→ Trecho fornecido
* * * * * * *

Coletivo Veredas Newsletter NL 29 – Vivemos dias incríveis!

NL 29 – Vivemos dias incríveis!

07/09/2021

Nós somos o que fazemos.
 
Nos tornamos pessoas, indivíduos, pelo resultado dos nossos atos, pela objetivação de nossas teleologias, não pela intenção nelas presente. É o que fazemos, não o que queremos ou desejamos fazer, que determina a essência do que somos enquanto pessoas.
 
Quando o que fazemos é predominantemente objetivar atos que reproduzem em escala global a desumanidade e, na escala individual, a nossa desumanidade pessoal, como seria concebível que a cada dia nossa existência não fosse essa destruição do humano? Quando se age desumanamente, é a desumanidade que se amplia, que se reproduz. Ao comprarmos leite na padaria – ou qualquer outra coisa – pelo mesmo ato destruímos a nós próprios e ao planeta. Essa é a essência do beco sem saída que o capital colocou a humanidade: algo será, inevitavelmente, destruído. Podemos escolher se será a humanidade ou o sistema do capital.
 
E isto torna nossos dias incríveis! A humanidade, e cada um de nós com ela, terá de escolher! Autenticamente!
 
“Entre duas alternativas, escolha sempre a terceira”

* * * * * * *

→ Instrução dada A
Reproduza sem nenhuma alteração o trecho das linhas de anotação de caixas que vai da linha que contém "row: physical environment: Physical" até a linha que contém "row: social economic factors: Social", incluindo as duas.
A newsletter acima e as linhas de anotação a seguir são materiais independentes entre si.

→ Dados de anotação de caixas
* * * * * * *

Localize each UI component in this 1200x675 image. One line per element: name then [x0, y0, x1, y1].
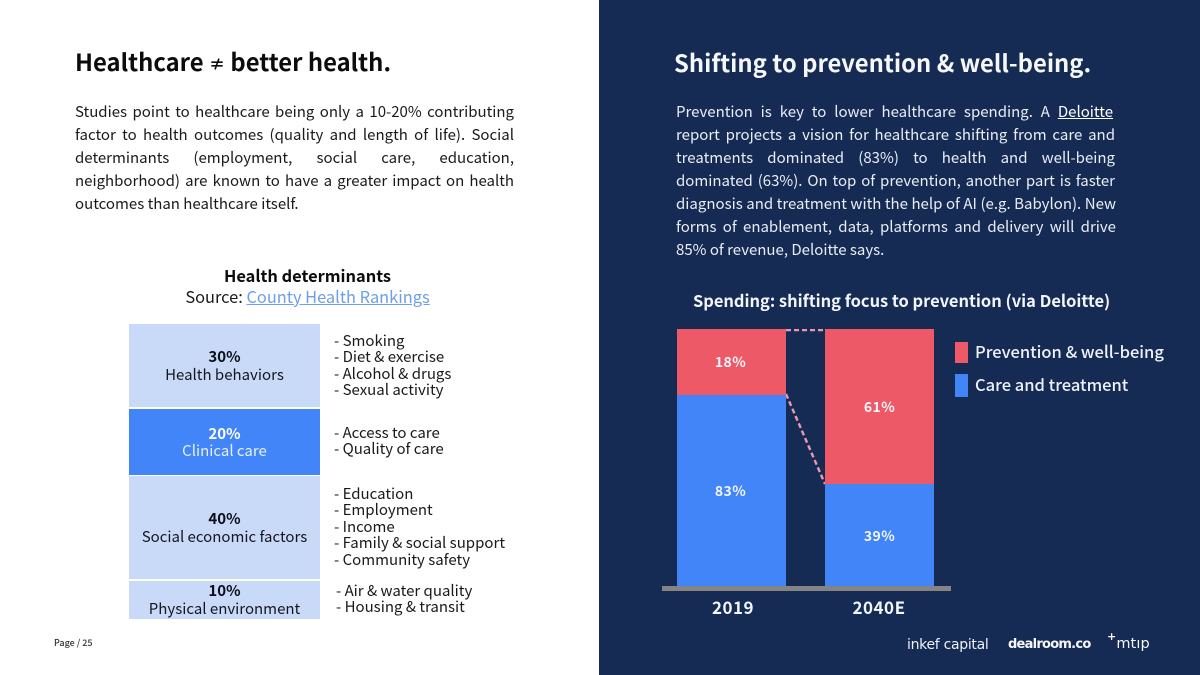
row: physical environment: Physical environment [149, 598, 300, 618]
text block: prevention: 85% of revenue, Deloitte says. [676, 239, 884, 260]
axis baseline [662, 586, 951, 591]
row: physical environment: 10% [208, 580, 241, 601]
text block: healthcare contribution: outcomes than healthcare itself. [75, 193, 299, 214]
row: social economic factors: 40% [208, 508, 241, 529]
text block: prevention: dominated (63%). On top of prevention, another part is faster [676, 170, 1115, 191]
swatch: prevention [955, 342, 968, 363]
text block: prevention: Prevention is key to lower healthcare spending. A Deloitte [676, 101, 1113, 122]
panel: left white background [0, 0, 599, 675]
legend [955, 339, 1164, 397]
heading: shifting to prevention: Shifting to prevention & well-being. [674, 44, 1091, 79]
bar 2019: prevention: 18% [715, 352, 746, 372]
row: health behaviors: 30% [208, 346, 241, 367]
heading: health determinants [185, 263, 430, 308]
list: physical environment factors: - Air & water quality [336, 580, 472, 601]
page number: Page / 25 [54, 636, 93, 649]
connector lines [786, 329, 825, 484]
chart title: Spending: shifting focus to prevention (via Deloitte) [693, 288, 1110, 312]
text block: prevention: report projects a vision for healthcare shifting from care and [676, 124, 1115, 145]
bar 2040E: care [825, 484, 934, 586]
bar 2040E: care: 39% [864, 526, 895, 546]
row: social economic factors: Social economic factors [142, 526, 307, 546]
text block: prevention: diagnosis and treatment with the help of AI (e.g. Babylon). New [676, 193, 1116, 214]
row: social economic factors [129, 476, 320, 579]
row: clinical care: 20% [208, 423, 241, 444]
label 2019: 2019 [712, 594, 754, 619]
list: health behaviors factors: - Sexual activity [334, 379, 443, 400]
list: social economic factors list: - Education [334, 483, 413, 504]
list: social economic factors list: - Employment [334, 499, 433, 520]
legend label: prevention: Prevention & well-being [975, 339, 1164, 363]
row: health behaviors: Health behaviors [165, 364, 284, 384]
text block: healthcare contribution: neighborhood) are known to have a greater impact on health [75, 170, 514, 191]
list: social economic factors list: - Income [334, 516, 395, 537]
bar 2040E: prevention: 61% [864, 397, 895, 417]
list: physical environment factors [336, 580, 472, 617]
list: social economic factors list: - Family & social support [334, 532, 505, 553]
logo: dealroom.co: dealroom.co [1008, 637, 1090, 652]
text block: healthcare contribution [75, 101, 514, 214]
list: clinical care factors: - Access to care [334, 422, 440, 443]
label 2040E: 2040E [852, 594, 906, 619]
list: health behaviors factors: - Alcohol & drugs [334, 363, 451, 384]
row: clinical care [129, 409, 320, 475]
list: health behaviors factors: - Smoking [334, 330, 405, 351]
stacked bar chart [662, 329, 951, 619]
text block: healthcare contribution: Studies point to healthcare being only a 10-20% contributing [75, 101, 514, 122]
table: health determinants [129, 324, 505, 619]
list: social economic factors list: - Community safety [334, 549, 470, 570]
list: clinical care factors [334, 422, 444, 459]
logo: mtip: +mtıp [1107, 630, 1150, 652]
row: health behaviors [129, 324, 320, 407]
bar 2019: prevention [677, 329, 786, 395]
heading: health determinants: Source: County Health Rankings [185, 284, 430, 308]
list: physical environment factors: - Housing & transit [336, 596, 465, 617]
text block: prevention [676, 101, 1116, 260]
panel: right navy background [599, 0, 1200, 675]
heading: Healthcare is not better health: Healthcare ≠ better health. [75, 43, 391, 78]
bar 2019: care [677, 395, 786, 586]
row: clinical care: Clinical care [182, 440, 267, 461]
text block: healthcare contribution: determinants (employment, social care, education, [75, 147, 514, 168]
text block: prevention: treatments dominated (83%) to health and well-being [676, 147, 1115, 168]
heading: health determinants: Health determinants [224, 263, 391, 287]
legend label: care: Care and treatment [975, 372, 1128, 396]
text block: healthcare contribution: factor to health outcomes (quality and length of life). Social [75, 124, 514, 145]
list: health behaviors factors [334, 330, 451, 400]
row: physical environment [129, 581, 320, 619]
swatch: care [955, 374, 968, 397]
list: clinical care factors: - Quality of care [334, 438, 444, 459]
list: social economic factors list [334, 483, 505, 570]
text block: prevention: forms of enablement, data, platforms and delivery will drive [676, 216, 1116, 237]
bar 2040E: prevention [825, 329, 934, 484]
list: health behaviors factors: - Diet & exercise [334, 346, 444, 367]
bar 2019: care: 83% [715, 481, 746, 501]
logo: inkef capital: inkef capital [907, 637, 988, 653]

* * * * * * *

→ Instrução dada B
Transcreva a newsletter inteira, sem nenhuma alteração.

→ Resposta correta A
row: physical environment: Physical environment [149, 598, 300, 618]
text block: prevention: 85% of revenue, Deloitte says. [676, 239, 884, 260]
axis baseline [662, 586, 951, 591]
row: physical environment: 10% [208, 580, 241, 601]
text block: healthcare contribution: outcomes than healthcare itself. [75, 193, 299, 214]
row: social economic factors: 40% [208, 508, 241, 529]
text block: prevention: dominated (63%). On top of prevention, another part is faster [676, 170, 1115, 191]
swatch: prevention [955, 342, 968, 363]
text block: prevention: Prevention is key to lower healthcare spending. A Deloitte [676, 101, 1113, 122]
panel: left white background [0, 0, 599, 675]
legend [955, 339, 1164, 397]
heading: shifting to prevention: Shifting to prevention & well-being. [674, 44, 1091, 79]
bar 2019: prevention: 18% [715, 352, 746, 372]
row: health behaviors: 30% [208, 346, 241, 367]
heading: health determinants [185, 263, 430, 308]
list: physical environment factors: - Air & water quality [336, 580, 472, 601]
page number: Page / 25 [54, 636, 93, 649]
connector lines [786, 329, 825, 484]
chart title: Spending: shifting focus to prevention (via Deloitte) [693, 288, 1110, 312]
text block: prevention: report projects a vision for healthcare shifting from care and [676, 124, 1115, 145]
bar 2040E: care [825, 484, 934, 586]
bar 2040E: care: 39% [864, 526, 895, 546]
row: social economic factors: Social economic factors [142, 526, 307, 546]

→ Resposta correta B
Coletivo Veredas Newsletter NL 29 – Vivemos dias incríveis!

NL 29 – Vivemos dias incríveis!

07/09/2021

Nós somos o que fazemos.
 
Nos tornamos pessoas, indivíduos, pelo resultado dos nossos atos, pela objetivação de nossas teleologias, não pela intenção nelas presente. É o que fazemos, não o que queremos ou desejamos fazer, que determina a essência do que somos enquanto pessoas.
 
Quando o que fazemos é predominantemente objetivar atos que reproduzem em escala global a desumanidade e, na escala individual, a nossa desumanidade pessoal, como seria concebível que a cada dia nossa existência não fosse essa destruição do humano? Quando se age desumanamente, é a desumanidade que se amplia, que se reproduz. Ao comprarmos leite na padaria – ou qualquer outra coisa – pelo mesmo ato destruímos a nós próprios e ao planeta. Essa é a essência do beco sem saída que o capital colocou a humanidade: algo será, inevitavelmente, destruído. Podemos escolher se será a humanidade ou o sistema do capital.
 
E isto torna nossos dias incríveis! A humanidade, e cada um de nós com ela, terá de escolher! Autenticamente!
 
“Entre duas alternativas, escolha sempre a terceira”